Short exercise »
Copy every line from the data below in which the string "title" can be found.

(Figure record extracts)
==*==

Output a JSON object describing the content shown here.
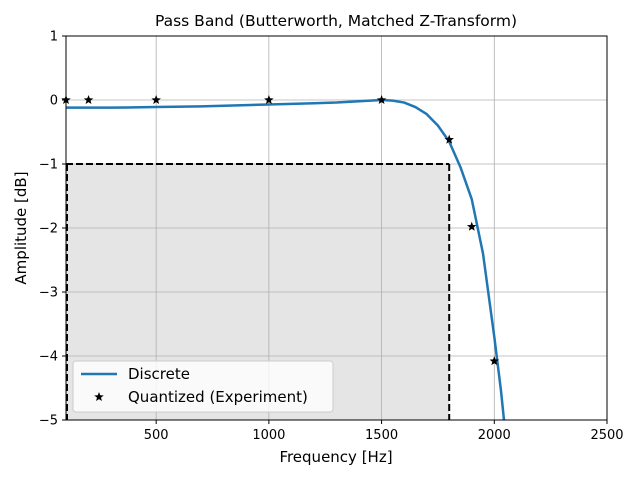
{
  "chart_data": {
    "type": "line",
    "title": "Pass Band (Butterworth, Matched Z-Transform)",
    "xlabel": "Frequency [Hz]",
    "ylabel": "Amplitude [dB]",
    "xlim": [
      100,
      2500
    ],
    "ylim": [
      -5,
      1
    ],
    "x_ticks": [
      500,
      1000,
      1500,
      2000,
      2500
    ],
    "y_ticks": [
      -5,
      -4,
      -3,
      -2,
      -1,
      0,
      1
    ],
    "grid": true,
    "legend_placement": "lower-left",
    "colors": {
      "discrete": "#1f77b4",
      "quantized": "#000000",
      "region_fill": "#e5e5e5",
      "grid": "#b0b0b0"
    },
    "series": [
      {
        "name": "Discrete",
        "style": "line",
        "x": [
          100,
          300,
          500,
          700,
          900,
          1100,
          1200,
          1300,
          1400,
          1450,
          1500,
          1550,
          1600,
          1650,
          1700,
          1750,
          1800,
          1850,
          1900,
          1950,
          2000,
          2030,
          2043
        ],
        "y": [
          -0.12,
          -0.12,
          -0.11,
          -0.1,
          -0.08,
          -0.06,
          -0.05,
          -0.04,
          -0.02,
          -0.01,
          0.0,
          -0.01,
          -0.04,
          -0.11,
          -0.22,
          -0.4,
          -0.65,
          -1.05,
          -1.55,
          -2.4,
          -3.7,
          -4.55,
          -5.0
        ]
      },
      {
        "name": "Quantized (Experiment)",
        "style": "markers",
        "marker": "star",
        "x": [
          100,
          200,
          500,
          1000,
          1500,
          1800,
          1900,
          2000
        ],
        "y": [
          0,
          0,
          0,
          0,
          0,
          -0.62,
          -1.98,
          -4.08
        ]
      }
    ],
    "shaded_region": {
      "x": [
        100,
        1800
      ],
      "y": [
        -5,
        -1
      ],
      "edge": "dashed"
    }
  }
}
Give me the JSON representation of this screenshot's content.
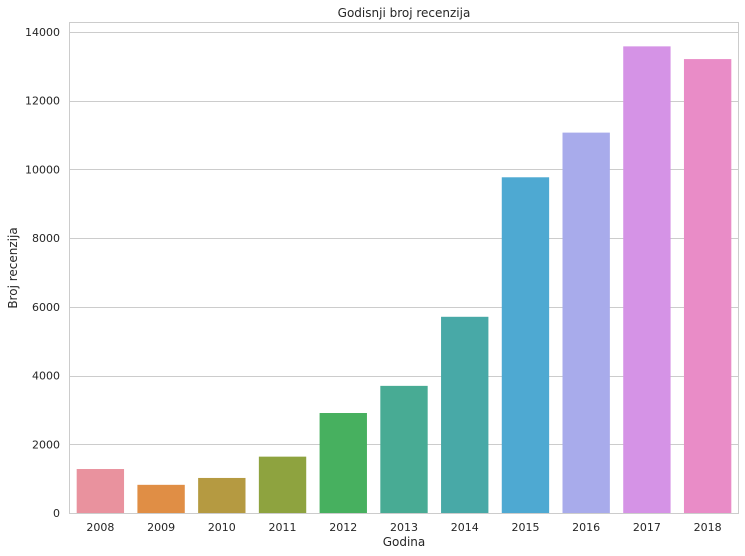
{
  "chart_data": {
    "type": "bar",
    "title": "Godisnji broj recenzija",
    "xlabel": "Godina",
    "ylabel": "Broj recenzija",
    "categories": [
      "2008",
      "2009",
      "2010",
      "2011",
      "2012",
      "2013",
      "2014",
      "2015",
      "2016",
      "2017",
      "2018"
    ],
    "values": [
      1280,
      820,
      1020,
      1640,
      2910,
      3700,
      5710,
      9770,
      11070,
      13580,
      13210
    ],
    "colors": [
      "#e9929e",
      "#e08e45",
      "#b59a41",
      "#8ea33f",
      "#47b05f",
      "#48ab94",
      "#48a9a7",
      "#4ea9d2",
      "#a8abeb",
      "#d593e6",
      "#e98cc7"
    ],
    "yticks": [
      0,
      2000,
      4000,
      6000,
      8000,
      10000,
      12000,
      14000
    ],
    "ylim": [
      0,
      14260
    ],
    "grid": true,
    "legend": "none"
  }
}
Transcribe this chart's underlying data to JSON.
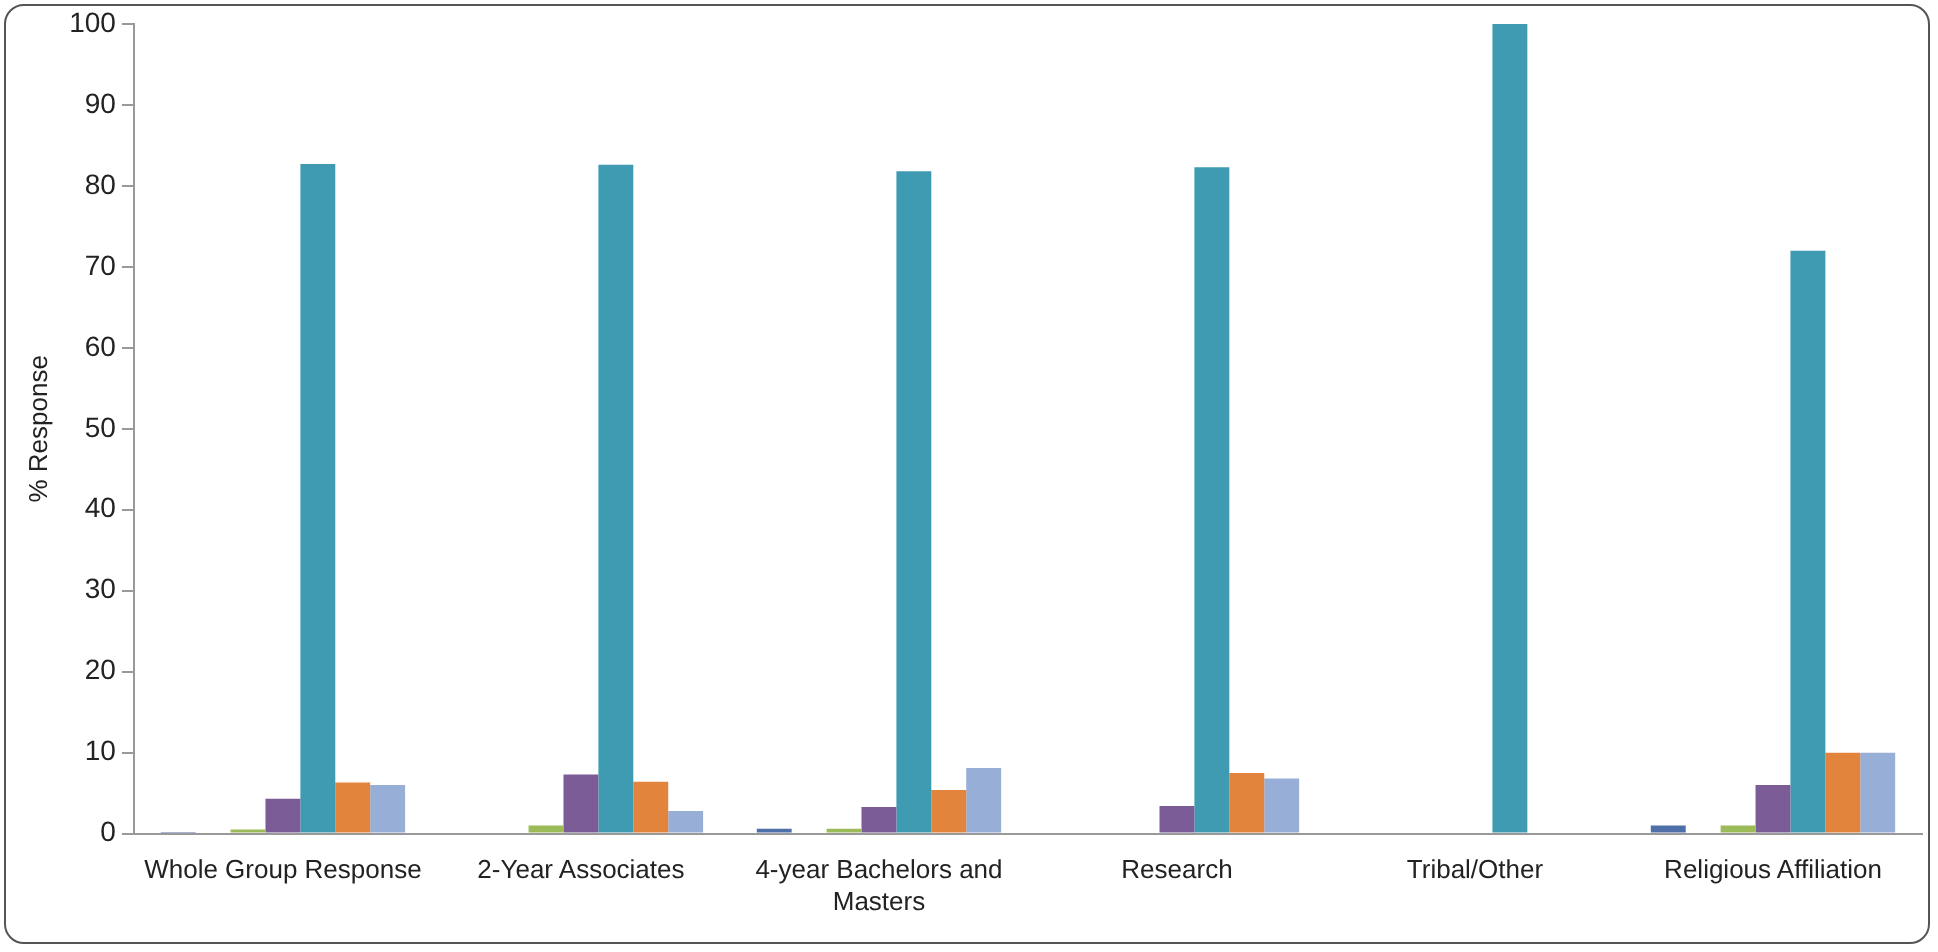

==*==

Written response »
    "title": "Pass Band (Butterworth, Matched Z-Transform)",
    "title": "Godisnji broj recenzija",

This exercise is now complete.